Extract section start
Patricia L. Kampling (1959)
Year of Election or Appointment: 2020
Trustee
Ms. Kampling also serves as Trustee of other Fidelity ® funds. Prior to her retirement, Ms. Kampling served as Chairman of the Board and Chief Executive Officer (2012-2019), President and Chief Operating Officer (2011-2012) and Executive Vice President and Chief Financial Officer (2010-2011) of Alliant Energy Corporation. Ms. Kampling currently serves as a member of the Board, Finance Committee and Governance, Compensation and Nominating Committee of Xcel Energy Inc. (utilities company, 2020-present) and as a member of the Board, Audit, Finance and Risk Committee and Safety, Environmental, Technology and Operations Committee and Chair of the Executive Development and Compensation Committee of American Water Works Company, Inc. (utilities company, 2019-present). In addition, Ms. Kampling currently serves as a member of the Board of the Nature Conservancy, Wisconsin Chapter (2019-present). Previously, Ms. Kampling served as a Member of the Advisory Board of certain Fidelity® funds (2020), a member of the Board, Compensation Committee and Executive Committee and Chair of the Audit Committee of Briggs & Stratton Corporation (manufacturing, 2011-2021), a member of the Board of Interstate Power and Light Company (2012-2019) and Wisconsin Power and Light Company (2012-2019) (each a subsidiary of Alliant Energy Corporation) and as a member of the Board and Workforce Development Committee of the Business Roundtable (2018-2019).         
Thomas A. Kennedy (1955)
Extract section end
Material shown section start
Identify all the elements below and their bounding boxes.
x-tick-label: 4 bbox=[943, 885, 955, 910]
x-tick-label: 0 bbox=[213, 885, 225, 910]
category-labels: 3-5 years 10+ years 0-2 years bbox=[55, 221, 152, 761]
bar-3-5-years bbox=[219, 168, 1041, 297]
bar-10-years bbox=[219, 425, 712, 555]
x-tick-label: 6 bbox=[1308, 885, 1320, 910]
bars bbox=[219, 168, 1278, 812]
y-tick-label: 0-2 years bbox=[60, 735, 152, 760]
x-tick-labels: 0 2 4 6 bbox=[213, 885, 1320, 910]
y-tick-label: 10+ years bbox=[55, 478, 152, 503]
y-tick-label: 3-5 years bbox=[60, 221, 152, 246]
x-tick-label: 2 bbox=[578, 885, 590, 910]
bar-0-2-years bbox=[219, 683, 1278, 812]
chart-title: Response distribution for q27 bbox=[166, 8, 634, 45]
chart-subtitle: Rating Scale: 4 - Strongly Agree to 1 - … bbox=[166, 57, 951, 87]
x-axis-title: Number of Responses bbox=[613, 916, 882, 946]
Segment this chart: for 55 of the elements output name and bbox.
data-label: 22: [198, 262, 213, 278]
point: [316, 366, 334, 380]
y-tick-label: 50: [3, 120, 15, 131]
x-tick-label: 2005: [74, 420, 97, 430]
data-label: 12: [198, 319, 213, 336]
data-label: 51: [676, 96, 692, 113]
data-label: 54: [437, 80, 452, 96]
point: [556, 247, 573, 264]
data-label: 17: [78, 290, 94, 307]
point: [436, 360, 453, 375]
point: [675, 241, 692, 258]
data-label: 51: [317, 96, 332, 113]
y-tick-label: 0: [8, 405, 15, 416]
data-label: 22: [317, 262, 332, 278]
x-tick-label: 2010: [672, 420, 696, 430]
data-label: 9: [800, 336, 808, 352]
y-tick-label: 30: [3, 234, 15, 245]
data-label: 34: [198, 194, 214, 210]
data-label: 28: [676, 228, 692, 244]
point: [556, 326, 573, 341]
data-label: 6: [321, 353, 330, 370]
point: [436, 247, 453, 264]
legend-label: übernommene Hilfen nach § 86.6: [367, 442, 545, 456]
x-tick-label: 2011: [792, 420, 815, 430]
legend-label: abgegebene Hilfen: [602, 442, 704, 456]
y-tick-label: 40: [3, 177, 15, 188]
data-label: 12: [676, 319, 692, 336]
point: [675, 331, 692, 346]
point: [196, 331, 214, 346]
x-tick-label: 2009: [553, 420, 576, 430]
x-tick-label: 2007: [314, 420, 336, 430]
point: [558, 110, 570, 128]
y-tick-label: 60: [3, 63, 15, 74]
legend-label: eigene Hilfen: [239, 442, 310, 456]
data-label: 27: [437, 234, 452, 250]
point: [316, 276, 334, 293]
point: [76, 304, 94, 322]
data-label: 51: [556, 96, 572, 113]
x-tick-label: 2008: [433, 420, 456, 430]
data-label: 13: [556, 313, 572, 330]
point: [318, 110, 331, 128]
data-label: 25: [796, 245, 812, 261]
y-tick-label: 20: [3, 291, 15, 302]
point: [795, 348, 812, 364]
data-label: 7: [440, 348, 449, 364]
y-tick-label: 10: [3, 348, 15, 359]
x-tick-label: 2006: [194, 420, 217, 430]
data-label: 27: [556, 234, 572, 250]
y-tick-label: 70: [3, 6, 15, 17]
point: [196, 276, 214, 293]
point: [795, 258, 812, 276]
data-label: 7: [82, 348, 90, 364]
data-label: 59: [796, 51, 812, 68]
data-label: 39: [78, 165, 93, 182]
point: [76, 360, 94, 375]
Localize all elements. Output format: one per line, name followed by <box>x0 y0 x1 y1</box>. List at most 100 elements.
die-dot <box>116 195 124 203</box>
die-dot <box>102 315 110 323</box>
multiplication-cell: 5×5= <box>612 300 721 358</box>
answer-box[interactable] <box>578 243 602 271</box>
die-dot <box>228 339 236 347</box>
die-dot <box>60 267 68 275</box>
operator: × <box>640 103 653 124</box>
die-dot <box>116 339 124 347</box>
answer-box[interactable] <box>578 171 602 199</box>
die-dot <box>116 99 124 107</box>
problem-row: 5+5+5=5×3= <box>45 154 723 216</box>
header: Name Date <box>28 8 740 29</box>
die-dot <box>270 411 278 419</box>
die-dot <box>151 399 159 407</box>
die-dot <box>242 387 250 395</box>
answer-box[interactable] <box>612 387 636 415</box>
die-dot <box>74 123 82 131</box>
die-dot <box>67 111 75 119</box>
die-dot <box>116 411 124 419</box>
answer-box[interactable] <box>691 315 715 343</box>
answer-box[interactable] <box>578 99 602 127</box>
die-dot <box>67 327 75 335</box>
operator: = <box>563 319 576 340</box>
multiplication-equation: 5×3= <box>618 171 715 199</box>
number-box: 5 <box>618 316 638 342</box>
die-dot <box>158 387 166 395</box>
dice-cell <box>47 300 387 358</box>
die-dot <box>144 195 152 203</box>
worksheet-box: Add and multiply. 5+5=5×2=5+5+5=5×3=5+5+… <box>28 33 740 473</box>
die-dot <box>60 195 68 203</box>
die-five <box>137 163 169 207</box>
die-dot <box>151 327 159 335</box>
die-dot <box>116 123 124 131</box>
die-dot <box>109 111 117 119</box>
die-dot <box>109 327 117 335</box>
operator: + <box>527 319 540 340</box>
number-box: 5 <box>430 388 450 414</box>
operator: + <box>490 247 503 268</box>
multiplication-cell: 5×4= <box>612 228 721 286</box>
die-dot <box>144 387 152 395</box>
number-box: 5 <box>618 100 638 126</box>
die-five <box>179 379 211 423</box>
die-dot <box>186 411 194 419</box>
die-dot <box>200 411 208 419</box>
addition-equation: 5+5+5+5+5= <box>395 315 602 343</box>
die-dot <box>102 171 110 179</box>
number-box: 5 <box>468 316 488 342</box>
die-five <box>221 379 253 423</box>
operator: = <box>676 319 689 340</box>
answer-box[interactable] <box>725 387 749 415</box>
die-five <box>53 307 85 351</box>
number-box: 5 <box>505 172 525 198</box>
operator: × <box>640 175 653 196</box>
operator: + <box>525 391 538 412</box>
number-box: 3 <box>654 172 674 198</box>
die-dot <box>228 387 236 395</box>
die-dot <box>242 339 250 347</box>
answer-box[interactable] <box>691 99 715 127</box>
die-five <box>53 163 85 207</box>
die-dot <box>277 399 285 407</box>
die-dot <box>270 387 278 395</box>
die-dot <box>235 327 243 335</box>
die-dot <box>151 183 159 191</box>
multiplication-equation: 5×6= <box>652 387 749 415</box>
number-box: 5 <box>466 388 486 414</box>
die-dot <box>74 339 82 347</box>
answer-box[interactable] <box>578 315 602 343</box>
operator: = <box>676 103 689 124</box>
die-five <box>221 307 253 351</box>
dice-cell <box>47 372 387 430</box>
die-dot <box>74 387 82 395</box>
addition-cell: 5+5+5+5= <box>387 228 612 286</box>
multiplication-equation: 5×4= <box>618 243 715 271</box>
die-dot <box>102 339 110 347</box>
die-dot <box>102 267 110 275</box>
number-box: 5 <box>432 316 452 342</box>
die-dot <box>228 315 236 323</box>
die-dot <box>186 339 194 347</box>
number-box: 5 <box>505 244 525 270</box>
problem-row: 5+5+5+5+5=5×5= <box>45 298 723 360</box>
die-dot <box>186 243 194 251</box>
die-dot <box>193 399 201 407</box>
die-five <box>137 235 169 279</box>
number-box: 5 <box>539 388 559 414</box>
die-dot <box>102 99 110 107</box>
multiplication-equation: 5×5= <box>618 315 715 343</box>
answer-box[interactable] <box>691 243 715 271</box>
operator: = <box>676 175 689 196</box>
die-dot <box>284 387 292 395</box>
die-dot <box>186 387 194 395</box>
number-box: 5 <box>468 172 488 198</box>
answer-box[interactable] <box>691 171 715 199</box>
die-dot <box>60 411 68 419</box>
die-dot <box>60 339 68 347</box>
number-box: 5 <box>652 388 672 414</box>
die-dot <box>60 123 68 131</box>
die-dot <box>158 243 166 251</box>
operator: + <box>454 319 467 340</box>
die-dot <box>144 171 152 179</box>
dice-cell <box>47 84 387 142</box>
Material shown section end
Exercise: Continue the trustee biographies from the last line shown, in the same style.

Answer to this problem:
Year of Election or Appointment: 2021
Trustee
Mr. Kennedy also serves as Trustee of other Fidelity ® funds. Previously, Mr. Kennedy served as a Member of the Advisory Board of certain Fidelity ® funds (2020) and held a variety of positions at Raytheon Company (aerospace and defense, 1983-2020), including Chairman and Chief Executive Officer (2014-2020) and Executive Vice President and Chief Operating Officer (2013-2014). Mr. Kennedy currently serves as Executive Chairman of the Board of Directors of Raytheon Technologies Corporation (aerospace and defense, 2020-present). He is also a member of the Rutgers School of Engineering Industry Advisory Board (2011-present) and a member of the UCLA Engineering Dean's Executive Board (2016-present).
Oscar Munoz (1959)
Year of Election or Appointment: 2021
Trustee
Mr. Munoz also serves as Trustee of other Fidelity ® funds. Prior to his retirement, Mr. Munoz served as Executive Chairman (2020-2021), Chief Executive Officer (2015-2020), President (2015-2016) and a member of the Board (2010-2021) of United Airlines Holdings, Inc. Mr. Munoz currently serves as a member of the Board of CBRE Group, Inc. (commercial real estate, 2020-present), a member of the Board of Univision Communications, Inc. (Hispanic media, 2020-present) and a member of the Advisory Board of Salesforce.com, Inc. (cloud-based software, 2020-present). Previously, Mr. Munoz served as a Member of the Advisory Board of certain Fidelity ® funds (2021).
David M. Thomas (1949)
Year of Election or Appointment: 2008
Trustee
Lead Independent Trustee
Mr. Thomas also serves as Trustee of other Fidelity ® funds. Previously, Mr. Thomas served as Executive Chairman (2005-2006) and Chairman and Chief Executive Officer (2000-2005) of IMS Health, Inc. (pharmaceutical and healthcare information solutions). Mr. Thomas currently serves as a member of the Board of Fortune Brands Home and Security (home and security products, 2004-present) and as Director (2013-present) and Non-Executive Chairman of the Board (2022-present) of Interpublic Group of Companies, Inc. (marketing communication).     
Susan Tomasky (1953)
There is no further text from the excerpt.